## REQUIREMENTS
Exactly reproduce the lines from the line bearing "Give me the" through the end of the listing, inclusive of both; pictures are to be omitted.

START EXERCISE INPUTS

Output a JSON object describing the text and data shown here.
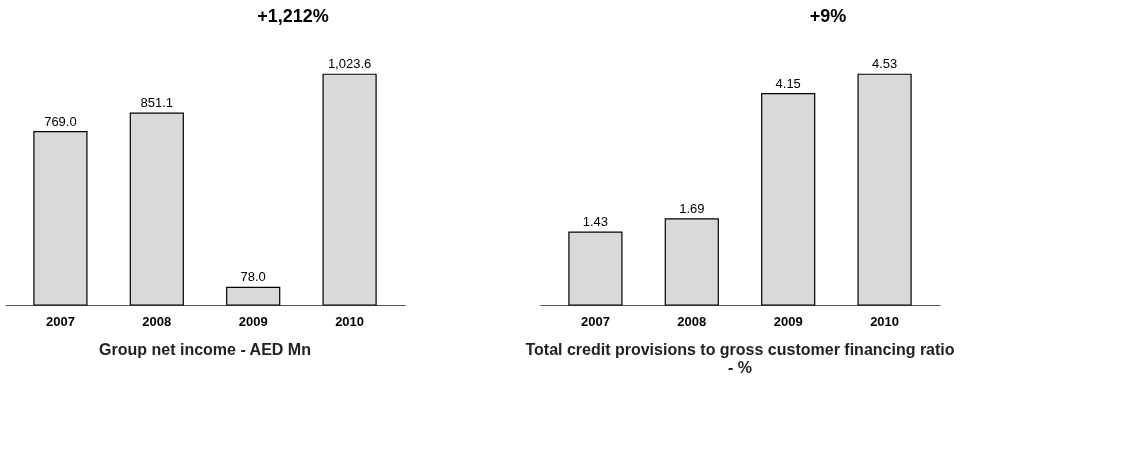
{
  "chart_data": [
    {
      "type": "bar",
      "title": "Group net income - AED Mn",
      "categories": [
        "2007",
        "2008",
        "2009",
        "2010"
      ],
      "values": [
        769.0,
        851.1,
        78.0,
        1023.6
      ],
      "value_labels": [
        "769.0",
        "851.1",
        "78.0",
        "1,023.6"
      ],
      "color": "#d9d9d9",
      "annotations": [
        "+1,212%"
      ]
    },
    {
      "type": "bar",
      "title": "Total credit provisions to gross customer financing ratio - %",
      "categories": [
        "2007",
        "2008",
        "2009",
        "2010"
      ],
      "values": [
        1.43,
        1.69,
        4.15,
        4.53
      ],
      "data_labels": true,
      "color": "#d9d9d9",
      "annotations": [
        "+9%"
      ]
    }
  ]
}
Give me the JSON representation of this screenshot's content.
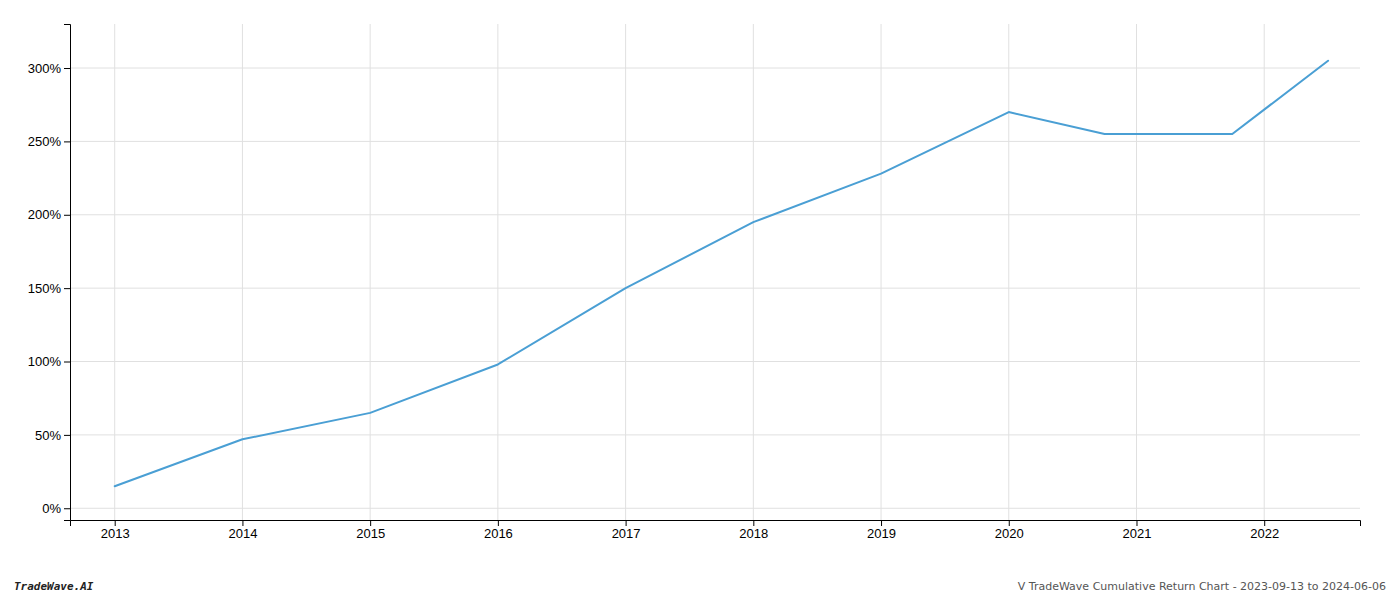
{
  "chart_data": {
    "type": "line",
    "x": [
      2013,
      2014,
      2015,
      2016,
      2017,
      2018,
      2019,
      2020,
      2020.75,
      2021,
      2021.75,
      2022.5
    ],
    "values": [
      15,
      47,
      65,
      98,
      150,
      195,
      228,
      270,
      255,
      255,
      255,
      305
    ],
    "color": "#4a9fd4",
    "xlim": [
      2012.65,
      2022.75
    ],
    "xticks": [
      2013,
      2014,
      2015,
      2016,
      2017,
      2018,
      2019,
      2020,
      2021,
      2022
    ],
    "ylim": [
      -8,
      330
    ],
    "yticks": [
      {
        "value": 0,
        "label": "0%"
      },
      {
        "value": 50,
        "label": "50%"
      },
      {
        "value": 100,
        "label": "100%"
      },
      {
        "value": 150,
        "label": "150%"
      },
      {
        "value": 200,
        "label": "200%"
      },
      {
        "value": 250,
        "label": "250%"
      },
      {
        "value": 300,
        "label": "300%"
      }
    ],
    "grid": true,
    "annotations": [
      "TradeWave.AI",
      "V TradeWave Cumulative Return Chart - 2023-09-13 to 2024-06-06"
    ]
  }
}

END EXERCISE INPUTS

## SOLUTION TO THE PROBLEM
Give me the JSON representation of this screenshot's content.
{
  "chart_data": {
    "type": "line",
    "x": [
      2013,
      2014,
      2015,
      2016,
      2017,
      2018,
      2019,
      2020,
      2020.75,
      2021,
      2021.75,
      2022.5
    ],
    "values": [
      15,
      47,
      65,
      98,
      150,
      195,
      228,
      270,
      255,
      255,
      255,
      305
    ],
    "color": "#4a9fd4",
    "xlim": [
      2012.65,
      2022.75
    ],
    "xticks": [
      2013,
      2014,
      2015,
      2016,
      2017,
      2018,
      2019,
      2020,
      2021,
      2022
    ],
    "ylim": [
      -8,
      330
    ],
    "yticks": [
      {
        "value": 0,
        "label": "0%"
      },
      {
        "value": 50,
        "label": "50%"
      },
      {
        "value": 100,
        "label": "100%"
      },
      {
        "value": 150,
        "label": "150%"
      },
      {
        "value": 200,
        "label": "200%"
      },
      {
        "value": 250,
        "label": "250%"
      },
      {
        "value": 300,
        "label": "300%"
      }
    ],
    "grid": true,
    "annotations": [
      "TradeWave.AI",
      "V TradeWave Cumulative Return Chart - 2023-09-13 to 2024-06-06"
    ]
  }
}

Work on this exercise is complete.